== What the exercise asks ==
Write out each line that follows exactly as it stands, without the pictures.

== Provided records ==
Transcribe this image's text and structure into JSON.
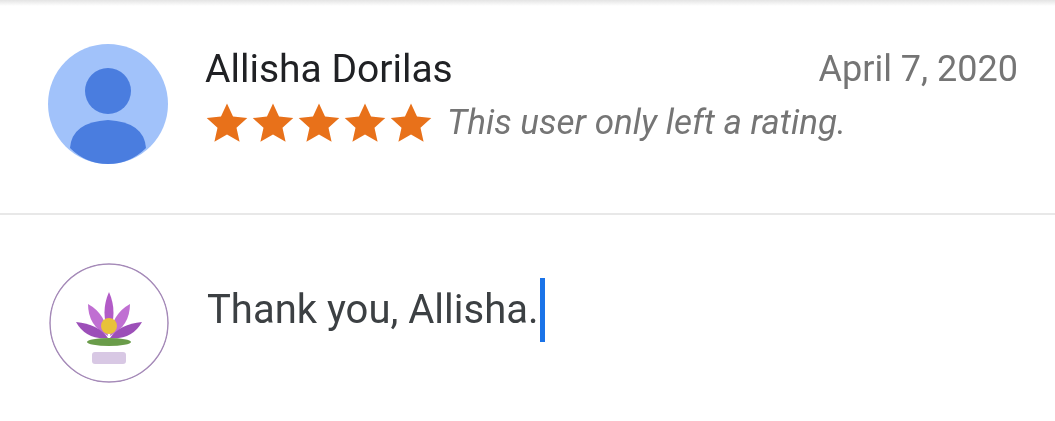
{
  "review": {
    "author": "Allisha Dorilas",
    "date": "April 7, 2020",
    "stars": 5,
    "comment": "This user only left a rating."
  },
  "reply": {
    "value": "Thank you, Allisha.",
    "focused": true
  }
}
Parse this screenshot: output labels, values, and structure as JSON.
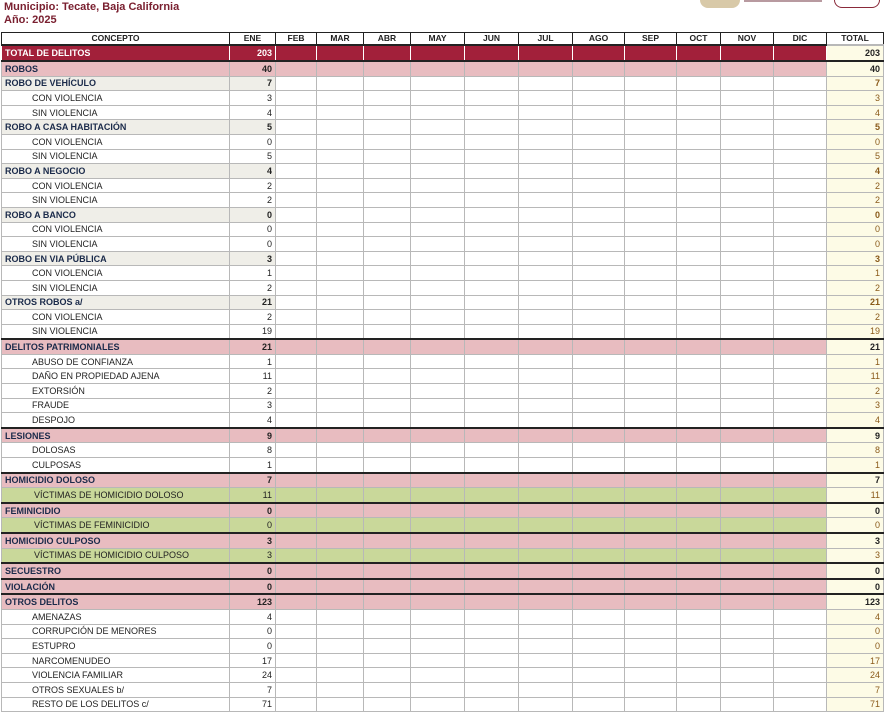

== Finished exercise ==
Transcribe this image's text and structure into JSON.
{
  "review": {
    "author": "Allisha Dorilas",
    "date": "April 7, 2020",
    "stars": 5,
    "comment": "This user only left a rating."
  },
  "reply": {
    "value": "Thank you, Allisha.",
    "focused": true
  }
}
Parse this screenshot: output labels, values, and structure as JSON.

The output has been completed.